(Dataset rows)
#####

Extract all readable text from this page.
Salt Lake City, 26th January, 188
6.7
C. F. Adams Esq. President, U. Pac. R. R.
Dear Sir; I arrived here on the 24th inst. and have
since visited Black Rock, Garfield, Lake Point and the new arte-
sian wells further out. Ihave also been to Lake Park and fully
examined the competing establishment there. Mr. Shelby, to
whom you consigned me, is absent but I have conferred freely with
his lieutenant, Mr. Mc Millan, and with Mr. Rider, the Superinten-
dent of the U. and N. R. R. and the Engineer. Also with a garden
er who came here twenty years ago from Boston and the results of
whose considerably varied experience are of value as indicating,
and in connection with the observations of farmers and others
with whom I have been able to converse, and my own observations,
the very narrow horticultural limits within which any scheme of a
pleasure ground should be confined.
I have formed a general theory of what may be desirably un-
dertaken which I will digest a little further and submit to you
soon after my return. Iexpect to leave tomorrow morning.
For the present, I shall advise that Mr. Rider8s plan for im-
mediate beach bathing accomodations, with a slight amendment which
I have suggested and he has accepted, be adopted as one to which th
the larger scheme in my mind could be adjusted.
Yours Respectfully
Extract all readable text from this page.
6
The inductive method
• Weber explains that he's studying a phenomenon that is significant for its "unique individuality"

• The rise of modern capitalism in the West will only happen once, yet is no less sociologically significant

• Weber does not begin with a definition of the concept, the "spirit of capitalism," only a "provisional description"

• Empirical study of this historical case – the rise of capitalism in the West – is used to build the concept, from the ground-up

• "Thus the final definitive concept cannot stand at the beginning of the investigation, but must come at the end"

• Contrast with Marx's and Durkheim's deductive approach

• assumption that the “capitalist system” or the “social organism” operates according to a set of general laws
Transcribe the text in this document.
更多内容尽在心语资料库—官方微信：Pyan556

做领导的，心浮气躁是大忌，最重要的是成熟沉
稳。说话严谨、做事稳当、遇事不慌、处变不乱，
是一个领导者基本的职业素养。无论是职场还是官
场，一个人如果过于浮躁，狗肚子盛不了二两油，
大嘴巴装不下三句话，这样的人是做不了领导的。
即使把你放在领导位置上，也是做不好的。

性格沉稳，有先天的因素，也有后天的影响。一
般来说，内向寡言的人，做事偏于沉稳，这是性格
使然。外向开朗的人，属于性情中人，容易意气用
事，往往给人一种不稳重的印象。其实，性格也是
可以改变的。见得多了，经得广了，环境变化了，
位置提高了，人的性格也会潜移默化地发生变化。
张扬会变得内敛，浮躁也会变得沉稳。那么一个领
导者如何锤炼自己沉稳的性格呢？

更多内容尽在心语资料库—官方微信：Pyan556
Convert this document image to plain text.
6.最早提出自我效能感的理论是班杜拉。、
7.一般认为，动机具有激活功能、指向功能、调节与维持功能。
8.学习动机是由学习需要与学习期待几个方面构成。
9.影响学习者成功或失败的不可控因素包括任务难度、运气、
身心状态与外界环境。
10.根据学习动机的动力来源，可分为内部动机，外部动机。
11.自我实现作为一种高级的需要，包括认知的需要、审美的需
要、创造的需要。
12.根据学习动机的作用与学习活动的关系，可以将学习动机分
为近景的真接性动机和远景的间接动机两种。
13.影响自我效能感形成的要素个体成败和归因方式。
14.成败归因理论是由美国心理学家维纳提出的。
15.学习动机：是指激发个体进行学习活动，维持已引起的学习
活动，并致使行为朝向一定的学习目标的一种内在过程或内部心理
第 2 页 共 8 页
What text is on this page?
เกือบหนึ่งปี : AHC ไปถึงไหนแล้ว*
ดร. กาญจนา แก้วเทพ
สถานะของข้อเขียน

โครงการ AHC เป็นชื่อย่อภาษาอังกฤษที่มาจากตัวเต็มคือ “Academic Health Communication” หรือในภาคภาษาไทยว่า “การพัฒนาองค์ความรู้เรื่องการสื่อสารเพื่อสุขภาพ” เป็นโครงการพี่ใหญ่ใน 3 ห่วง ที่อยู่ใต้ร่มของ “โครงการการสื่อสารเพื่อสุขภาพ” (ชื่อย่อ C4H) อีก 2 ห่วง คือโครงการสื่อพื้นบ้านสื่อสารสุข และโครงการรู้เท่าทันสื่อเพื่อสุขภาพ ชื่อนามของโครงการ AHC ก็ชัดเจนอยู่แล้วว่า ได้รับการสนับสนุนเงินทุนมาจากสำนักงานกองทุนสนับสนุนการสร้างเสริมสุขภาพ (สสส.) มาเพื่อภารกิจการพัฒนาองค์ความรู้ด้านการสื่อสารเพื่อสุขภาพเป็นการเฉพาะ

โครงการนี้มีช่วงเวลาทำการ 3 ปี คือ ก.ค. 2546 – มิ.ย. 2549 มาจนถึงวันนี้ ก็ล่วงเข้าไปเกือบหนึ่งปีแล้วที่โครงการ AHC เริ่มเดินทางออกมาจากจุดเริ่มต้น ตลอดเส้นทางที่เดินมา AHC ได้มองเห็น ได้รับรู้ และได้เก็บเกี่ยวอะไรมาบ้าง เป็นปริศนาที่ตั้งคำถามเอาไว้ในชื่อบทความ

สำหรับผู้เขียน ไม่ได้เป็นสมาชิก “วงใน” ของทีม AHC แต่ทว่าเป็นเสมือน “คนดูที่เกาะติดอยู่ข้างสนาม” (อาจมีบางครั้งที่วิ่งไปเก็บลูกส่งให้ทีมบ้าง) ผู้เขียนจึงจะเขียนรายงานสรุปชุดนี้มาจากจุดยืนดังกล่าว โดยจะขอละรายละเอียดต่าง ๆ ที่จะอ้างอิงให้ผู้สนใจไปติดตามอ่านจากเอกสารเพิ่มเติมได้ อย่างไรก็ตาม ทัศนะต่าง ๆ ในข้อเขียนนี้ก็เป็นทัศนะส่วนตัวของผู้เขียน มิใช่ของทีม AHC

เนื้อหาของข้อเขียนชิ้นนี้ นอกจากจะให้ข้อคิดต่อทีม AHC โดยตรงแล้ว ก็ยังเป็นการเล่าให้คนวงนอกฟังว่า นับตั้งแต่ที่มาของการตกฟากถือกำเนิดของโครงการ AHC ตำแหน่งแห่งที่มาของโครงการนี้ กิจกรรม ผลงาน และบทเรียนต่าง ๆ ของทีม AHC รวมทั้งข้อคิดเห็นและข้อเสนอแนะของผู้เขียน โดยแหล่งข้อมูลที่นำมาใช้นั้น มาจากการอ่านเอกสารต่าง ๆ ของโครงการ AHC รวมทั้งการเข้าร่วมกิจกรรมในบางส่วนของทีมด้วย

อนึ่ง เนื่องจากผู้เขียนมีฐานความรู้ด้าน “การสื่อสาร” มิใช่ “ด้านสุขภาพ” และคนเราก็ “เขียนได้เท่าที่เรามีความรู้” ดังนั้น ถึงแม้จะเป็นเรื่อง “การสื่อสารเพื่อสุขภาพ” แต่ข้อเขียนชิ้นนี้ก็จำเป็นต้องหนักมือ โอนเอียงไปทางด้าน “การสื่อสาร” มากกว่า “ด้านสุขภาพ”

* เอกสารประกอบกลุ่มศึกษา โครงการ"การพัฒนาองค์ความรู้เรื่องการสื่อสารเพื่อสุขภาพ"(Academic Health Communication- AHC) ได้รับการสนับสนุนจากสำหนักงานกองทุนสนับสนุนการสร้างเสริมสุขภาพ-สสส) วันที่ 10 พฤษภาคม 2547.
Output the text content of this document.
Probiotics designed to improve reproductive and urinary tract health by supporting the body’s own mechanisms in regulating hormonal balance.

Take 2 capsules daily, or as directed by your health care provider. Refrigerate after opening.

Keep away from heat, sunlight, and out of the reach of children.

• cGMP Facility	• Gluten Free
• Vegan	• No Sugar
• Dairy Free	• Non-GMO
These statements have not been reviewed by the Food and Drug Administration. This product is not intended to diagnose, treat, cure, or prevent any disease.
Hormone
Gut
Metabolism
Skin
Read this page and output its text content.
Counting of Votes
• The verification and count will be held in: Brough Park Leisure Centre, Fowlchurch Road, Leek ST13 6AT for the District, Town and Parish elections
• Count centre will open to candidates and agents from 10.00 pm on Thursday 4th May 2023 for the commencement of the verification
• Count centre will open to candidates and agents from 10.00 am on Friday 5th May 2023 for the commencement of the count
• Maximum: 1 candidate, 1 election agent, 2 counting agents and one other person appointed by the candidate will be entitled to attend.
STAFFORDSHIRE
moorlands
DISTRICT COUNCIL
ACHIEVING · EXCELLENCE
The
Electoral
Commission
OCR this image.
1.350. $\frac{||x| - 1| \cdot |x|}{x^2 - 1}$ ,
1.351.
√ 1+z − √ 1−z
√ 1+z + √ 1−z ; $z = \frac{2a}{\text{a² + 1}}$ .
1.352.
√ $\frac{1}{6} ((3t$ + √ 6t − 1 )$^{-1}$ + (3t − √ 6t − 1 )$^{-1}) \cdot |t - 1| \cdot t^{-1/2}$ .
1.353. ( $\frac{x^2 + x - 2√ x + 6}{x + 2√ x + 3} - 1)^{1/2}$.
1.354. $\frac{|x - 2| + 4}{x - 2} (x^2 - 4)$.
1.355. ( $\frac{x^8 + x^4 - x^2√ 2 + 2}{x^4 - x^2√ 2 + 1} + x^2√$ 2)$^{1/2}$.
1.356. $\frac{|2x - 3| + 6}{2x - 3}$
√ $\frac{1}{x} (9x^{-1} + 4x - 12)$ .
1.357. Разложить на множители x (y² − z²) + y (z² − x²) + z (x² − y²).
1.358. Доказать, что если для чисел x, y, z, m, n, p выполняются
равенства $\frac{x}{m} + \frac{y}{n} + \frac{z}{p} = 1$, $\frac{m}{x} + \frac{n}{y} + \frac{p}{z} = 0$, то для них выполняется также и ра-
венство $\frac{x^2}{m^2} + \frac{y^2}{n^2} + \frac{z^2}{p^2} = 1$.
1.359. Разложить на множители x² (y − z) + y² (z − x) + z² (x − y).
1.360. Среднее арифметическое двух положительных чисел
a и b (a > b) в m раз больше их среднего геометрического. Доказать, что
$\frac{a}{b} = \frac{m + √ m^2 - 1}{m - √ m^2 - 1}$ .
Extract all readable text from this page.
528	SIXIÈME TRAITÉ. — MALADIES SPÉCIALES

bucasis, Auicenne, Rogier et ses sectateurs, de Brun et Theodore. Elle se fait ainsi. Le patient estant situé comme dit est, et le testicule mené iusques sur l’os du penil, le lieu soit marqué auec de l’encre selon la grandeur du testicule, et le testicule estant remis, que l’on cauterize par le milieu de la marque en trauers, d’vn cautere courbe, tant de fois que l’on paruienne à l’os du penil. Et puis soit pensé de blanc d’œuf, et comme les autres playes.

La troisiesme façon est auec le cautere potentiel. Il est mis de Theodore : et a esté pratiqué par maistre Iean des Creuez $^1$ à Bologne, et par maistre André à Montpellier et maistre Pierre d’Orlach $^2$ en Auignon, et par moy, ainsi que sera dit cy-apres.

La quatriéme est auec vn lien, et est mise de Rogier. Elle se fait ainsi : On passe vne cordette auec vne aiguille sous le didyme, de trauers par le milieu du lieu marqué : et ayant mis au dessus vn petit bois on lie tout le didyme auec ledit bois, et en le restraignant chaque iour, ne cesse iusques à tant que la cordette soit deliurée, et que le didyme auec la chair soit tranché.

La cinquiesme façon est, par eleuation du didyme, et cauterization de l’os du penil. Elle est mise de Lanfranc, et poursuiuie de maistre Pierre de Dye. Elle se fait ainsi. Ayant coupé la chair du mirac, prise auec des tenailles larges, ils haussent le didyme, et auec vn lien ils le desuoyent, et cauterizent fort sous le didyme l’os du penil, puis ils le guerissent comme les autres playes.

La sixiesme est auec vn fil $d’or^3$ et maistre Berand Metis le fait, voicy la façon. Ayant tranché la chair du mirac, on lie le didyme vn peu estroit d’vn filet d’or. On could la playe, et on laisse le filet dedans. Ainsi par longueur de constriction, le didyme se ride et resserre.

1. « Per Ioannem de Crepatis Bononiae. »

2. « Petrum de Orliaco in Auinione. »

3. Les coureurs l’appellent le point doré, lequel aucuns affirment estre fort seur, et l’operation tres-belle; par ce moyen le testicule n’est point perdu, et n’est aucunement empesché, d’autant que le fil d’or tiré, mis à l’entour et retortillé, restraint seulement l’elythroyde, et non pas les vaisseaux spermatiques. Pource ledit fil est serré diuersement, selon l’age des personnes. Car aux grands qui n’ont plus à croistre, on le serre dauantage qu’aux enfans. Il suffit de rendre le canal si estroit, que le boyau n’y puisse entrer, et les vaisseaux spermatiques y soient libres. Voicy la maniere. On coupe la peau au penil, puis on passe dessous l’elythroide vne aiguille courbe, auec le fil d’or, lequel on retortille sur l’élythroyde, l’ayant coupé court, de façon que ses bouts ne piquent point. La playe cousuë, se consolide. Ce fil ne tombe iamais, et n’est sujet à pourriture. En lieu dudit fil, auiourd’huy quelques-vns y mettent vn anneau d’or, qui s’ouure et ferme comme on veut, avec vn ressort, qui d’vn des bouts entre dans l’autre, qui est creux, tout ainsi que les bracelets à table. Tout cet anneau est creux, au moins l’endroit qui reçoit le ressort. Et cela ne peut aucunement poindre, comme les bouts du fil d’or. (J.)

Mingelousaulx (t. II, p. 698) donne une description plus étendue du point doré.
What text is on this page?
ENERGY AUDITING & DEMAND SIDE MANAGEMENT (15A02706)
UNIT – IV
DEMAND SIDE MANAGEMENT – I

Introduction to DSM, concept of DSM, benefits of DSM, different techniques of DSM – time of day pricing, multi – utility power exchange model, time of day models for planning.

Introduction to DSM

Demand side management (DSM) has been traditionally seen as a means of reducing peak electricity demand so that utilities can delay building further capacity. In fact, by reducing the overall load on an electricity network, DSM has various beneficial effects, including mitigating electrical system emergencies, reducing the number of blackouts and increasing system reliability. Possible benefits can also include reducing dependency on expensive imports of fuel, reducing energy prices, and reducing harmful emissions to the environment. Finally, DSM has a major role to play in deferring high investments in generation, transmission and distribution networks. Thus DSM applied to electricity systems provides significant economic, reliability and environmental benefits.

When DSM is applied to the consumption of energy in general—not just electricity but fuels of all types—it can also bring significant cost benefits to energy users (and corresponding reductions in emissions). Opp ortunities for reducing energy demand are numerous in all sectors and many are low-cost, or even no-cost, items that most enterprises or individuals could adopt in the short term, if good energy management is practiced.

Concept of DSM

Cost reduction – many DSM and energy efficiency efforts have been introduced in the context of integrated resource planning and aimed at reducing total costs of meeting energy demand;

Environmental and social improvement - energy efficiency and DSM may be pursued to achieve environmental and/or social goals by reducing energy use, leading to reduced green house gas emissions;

#####

* **What to produce**
In the data above, count the lines where the word "capitalism" appears; reply with the number only.

* **Final answer**
3